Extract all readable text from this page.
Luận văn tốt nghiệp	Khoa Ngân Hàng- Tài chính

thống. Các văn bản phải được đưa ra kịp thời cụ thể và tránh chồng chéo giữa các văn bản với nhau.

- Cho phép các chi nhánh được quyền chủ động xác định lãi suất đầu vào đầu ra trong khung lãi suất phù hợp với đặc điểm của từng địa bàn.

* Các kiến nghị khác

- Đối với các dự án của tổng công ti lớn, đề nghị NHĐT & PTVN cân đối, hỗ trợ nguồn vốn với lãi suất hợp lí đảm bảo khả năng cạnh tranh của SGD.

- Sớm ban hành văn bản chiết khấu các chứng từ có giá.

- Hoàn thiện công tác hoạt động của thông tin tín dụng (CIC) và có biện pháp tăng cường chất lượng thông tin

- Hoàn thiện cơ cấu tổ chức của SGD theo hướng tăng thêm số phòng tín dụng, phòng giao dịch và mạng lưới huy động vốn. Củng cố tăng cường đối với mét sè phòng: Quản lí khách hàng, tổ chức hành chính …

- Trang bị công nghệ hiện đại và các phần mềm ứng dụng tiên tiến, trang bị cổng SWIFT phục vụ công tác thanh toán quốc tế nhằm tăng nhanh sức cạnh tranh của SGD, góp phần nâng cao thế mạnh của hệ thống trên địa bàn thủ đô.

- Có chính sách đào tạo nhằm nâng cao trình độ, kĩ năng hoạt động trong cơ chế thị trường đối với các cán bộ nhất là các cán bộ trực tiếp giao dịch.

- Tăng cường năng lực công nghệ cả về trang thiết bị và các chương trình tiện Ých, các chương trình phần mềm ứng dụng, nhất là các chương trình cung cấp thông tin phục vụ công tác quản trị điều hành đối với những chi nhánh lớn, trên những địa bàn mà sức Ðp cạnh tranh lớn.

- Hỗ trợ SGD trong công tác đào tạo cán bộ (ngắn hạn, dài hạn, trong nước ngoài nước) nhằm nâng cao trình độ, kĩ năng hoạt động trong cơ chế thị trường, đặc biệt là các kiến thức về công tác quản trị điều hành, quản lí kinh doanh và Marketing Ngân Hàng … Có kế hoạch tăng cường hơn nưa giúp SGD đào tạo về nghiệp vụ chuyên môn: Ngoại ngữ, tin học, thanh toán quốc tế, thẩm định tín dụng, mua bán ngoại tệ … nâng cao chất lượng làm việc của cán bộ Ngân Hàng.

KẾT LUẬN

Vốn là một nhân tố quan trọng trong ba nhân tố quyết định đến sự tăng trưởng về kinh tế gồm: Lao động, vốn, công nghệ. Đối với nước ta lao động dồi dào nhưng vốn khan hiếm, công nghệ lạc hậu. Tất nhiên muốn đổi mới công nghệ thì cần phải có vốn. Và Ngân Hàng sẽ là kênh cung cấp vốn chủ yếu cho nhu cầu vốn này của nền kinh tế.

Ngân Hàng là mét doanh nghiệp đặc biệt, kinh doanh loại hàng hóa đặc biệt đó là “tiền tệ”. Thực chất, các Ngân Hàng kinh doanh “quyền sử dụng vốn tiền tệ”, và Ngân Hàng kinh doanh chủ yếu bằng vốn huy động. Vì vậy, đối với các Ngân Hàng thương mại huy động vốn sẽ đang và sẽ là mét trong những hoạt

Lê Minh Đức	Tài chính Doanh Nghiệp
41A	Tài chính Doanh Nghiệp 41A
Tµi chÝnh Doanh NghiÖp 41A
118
===============
Problem description: Please repeat the material above, word for word and in full.

Reply:
Extract all readable text from this page.
Luận văn tốt nghiệp	Khoa Ngân Hàng- Tài chính

thống. Các văn bản phải được đưa ra kịp thời cụ thể và tránh chồng chéo giữa các văn bản với nhau.

- Cho phép các chi nhánh được quyền chủ động xác định lãi suất đầu vào đầu ra trong khung lãi suất phù hợp với đặc điểm của từng địa bàn.

* Các kiến nghị khác

- Đối với các dự án của tổng công ti lớn, đề nghị NHĐT & PTVN cân đối, hỗ trợ nguồn vốn với lãi suất hợp lí đảm bảo khả năng cạnh tranh của SGD.

- Sớm ban hành văn bản chiết khấu các chứng từ có giá.

- Hoàn thiện công tác hoạt động của thông tin tín dụng (CIC) và có biện pháp tăng cường chất lượng thông tin

- Hoàn thiện cơ cấu tổ chức của SGD theo hướng tăng thêm số phòng tín dụng, phòng giao dịch và mạng lưới huy động vốn. Củng cố tăng cường đối với mét sè phòng: Quản lí khách hàng, tổ chức hành chính …

- Trang bị công nghệ hiện đại và các phần mềm ứng dụng tiên tiến, trang bị cổng SWIFT phục vụ công tác thanh toán quốc tế nhằm tăng nhanh sức cạnh tranh của SGD, góp phần nâng cao thế mạnh của hệ thống trên địa bàn thủ đô.

- Có chính sách đào tạo nhằm nâng cao trình độ, kĩ năng hoạt động trong cơ chế thị trường đối với các cán bộ nhất là các cán bộ trực tiếp giao dịch.

- Tăng cường năng lực công nghệ cả về trang thiết bị và các chương trình tiện Ých, các chương trình phần mềm ứng dụng, nhất là các chương trình cung cấp thông tin phục vụ công tác quản trị điều hành đối với những chi nhánh lớn, trên những địa bàn mà sức Ðp cạnh tranh lớn.

- Hỗ trợ SGD trong công tác đào tạo cán bộ (ngắn hạn, dài hạn, trong nước ngoài nước) nhằm nâng cao trình độ, kĩ năng hoạt động trong cơ chế thị trường, đặc biệt là các kiến thức về công tác quản trị điều hành, quản lí kinh doanh và Marketing Ngân Hàng … Có kế hoạch tăng cường hơn nưa giúp SGD đào tạo về nghiệp vụ chuyên môn: Ngoại ngữ, tin học, thanh toán quốc tế, thẩm định tín dụng, mua bán ngoại tệ … nâng cao chất lượng làm việc của cán bộ Ngân Hàng.

KẾT LUẬN

Vốn là một nhân tố quan trọng trong ba nhân tố quyết định đến sự tăng trưởng về kinh tế gồm: Lao động, vốn, công nghệ. Đối với nước ta lao động dồi dào nhưng vốn khan hiếm, công nghệ lạc hậu. Tất nhiên muốn đổi mới công nghệ thì cần phải có vốn. Và Ngân Hàng sẽ là kênh cung cấp vốn chủ yếu cho nhu cầu vốn này của nền kinh tế.

Ngân Hàng là mét doanh nghiệp đặc biệt, kinh doanh loại hàng hóa đặc biệt đó là “tiền tệ”. Thực chất, các Ngân Hàng kinh doanh “quyền sử dụng vốn tiền tệ”, và Ngân Hàng kinh doanh chủ yếu bằng vốn huy động. Vì vậy, đối với các Ngân Hàng thương mại huy động vốn sẽ đang và sẽ là mét trong những hoạt

Lê Minh Đức	Tài chính Doanh Nghiệp
41A	Tài chính Doanh Nghiệp 41A
Tµi chÝnh Doanh NghiÖp 41A
118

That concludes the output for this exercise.